**WORK TO BE COMPLETED**
Produce an exact copy of all the records.

**EXCERPTED DATA**
--------------------------------------------------

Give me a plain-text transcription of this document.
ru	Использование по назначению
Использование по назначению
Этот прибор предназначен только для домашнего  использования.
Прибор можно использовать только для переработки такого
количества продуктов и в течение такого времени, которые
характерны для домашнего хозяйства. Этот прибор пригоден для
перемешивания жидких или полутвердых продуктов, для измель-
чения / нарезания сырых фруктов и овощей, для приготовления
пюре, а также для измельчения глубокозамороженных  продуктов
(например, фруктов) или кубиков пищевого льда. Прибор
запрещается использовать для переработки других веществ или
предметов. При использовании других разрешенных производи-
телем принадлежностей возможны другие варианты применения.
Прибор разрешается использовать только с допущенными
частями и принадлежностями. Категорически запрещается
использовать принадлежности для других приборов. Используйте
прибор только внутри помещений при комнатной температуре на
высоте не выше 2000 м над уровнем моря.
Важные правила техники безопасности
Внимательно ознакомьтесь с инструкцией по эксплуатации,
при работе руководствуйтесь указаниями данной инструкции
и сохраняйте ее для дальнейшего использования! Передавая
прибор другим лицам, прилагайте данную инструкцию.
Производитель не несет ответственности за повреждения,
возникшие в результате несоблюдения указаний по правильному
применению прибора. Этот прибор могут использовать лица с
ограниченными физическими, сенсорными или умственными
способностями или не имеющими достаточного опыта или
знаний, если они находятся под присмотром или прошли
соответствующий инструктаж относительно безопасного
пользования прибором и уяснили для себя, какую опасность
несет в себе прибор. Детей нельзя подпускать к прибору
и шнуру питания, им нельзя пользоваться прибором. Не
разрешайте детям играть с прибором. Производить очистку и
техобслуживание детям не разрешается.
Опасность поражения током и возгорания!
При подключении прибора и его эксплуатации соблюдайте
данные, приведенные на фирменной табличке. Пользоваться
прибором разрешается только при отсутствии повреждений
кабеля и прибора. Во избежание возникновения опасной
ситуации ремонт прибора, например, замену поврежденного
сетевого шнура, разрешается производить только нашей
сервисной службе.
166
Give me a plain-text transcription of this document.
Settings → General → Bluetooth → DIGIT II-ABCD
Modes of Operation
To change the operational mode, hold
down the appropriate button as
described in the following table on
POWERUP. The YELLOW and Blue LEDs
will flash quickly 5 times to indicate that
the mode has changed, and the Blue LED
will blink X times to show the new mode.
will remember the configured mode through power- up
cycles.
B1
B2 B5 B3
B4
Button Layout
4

--------------------------------------------------

**RESULT FOR THIS TASK**
Give me a plain-text transcription of this document.
ru	Использование по назначению
Использование по назначению
Этот прибор предназначен только для домашнего  использования.
Прибор можно использовать только для переработки такого
количества продуктов и в течение такого времени, которые
характерны для домашнего хозяйства. Этот прибор пригоден для
перемешивания жидких или полутвердых продуктов, для измель-
чения / нарезания сырых фруктов и овощей, для приготовления
пюре, а также для измельчения глубокозамороженных  продуктов
(например, фруктов) или кубиков пищевого льда. Прибор
запрещается использовать для переработки других веществ или
предметов. При использовании других разрешенных производи-
телем принадлежностей возможны другие варианты применения.
Прибор разрешается использовать только с допущенными
частями и принадлежностями. Категорически запрещается
использовать принадлежности для других приборов. Используйте
прибор только внутри помещений при комнатной температуре на
высоте не выше 2000 м над уровнем моря.
Важные правила техники безопасности
Внимательно ознакомьтесь с инструкцией по эксплуатации,
при работе руководствуйтесь указаниями данной инструкции
и сохраняйте ее для дальнейшего использования! Передавая
прибор другим лицам, прилагайте данную инструкцию.
Производитель не несет ответственности за повреждения,
возникшие в результате несоблюдения указаний по правильному
применению прибора. Этот прибор могут использовать лица с
ограниченными физическими, сенсорными или умственными
способностями или не имеющими достаточного опыта или
знаний, если они находятся под присмотром или прошли
соответствующий инструктаж относительно безопасного
пользования прибором и уяснили для себя, какую опасность
несет в себе прибор. Детей нельзя подпускать к прибору
и шнуру питания, им нельзя пользоваться прибором. Не
разрешайте детям играть с прибором. Производить очистку и
техобслуживание детям не разрешается.
Опасность поражения током и возгорания!
При подключении прибора и его эксплуатации соблюдайте
данные, приведенные на фирменной табличке. Пользоваться
прибором разрешается только при отсутствии повреждений
кабеля и прибора. Во избежание возникновения опасной
ситуации ремонт прибора, например, замену поврежденного
сетевого шнура, разрешается производить только нашей
сервисной службе.
166
Give me a plain-text transcription of this document.
Settings → General → Bluetooth → DIGIT II-ABCD
Modes of Operation
To change the operational mode, hold
down the appropriate button as
described in the following table on
POWERUP. The YELLOW and Blue LEDs
will flash quickly 5 times to indicate that
the mode has changed, and the Blue LED
will blink X times to show the new mode.
will remember the configured mode through power- up
cycles.
B1
B2 B5 B3
B4
Button Layout
4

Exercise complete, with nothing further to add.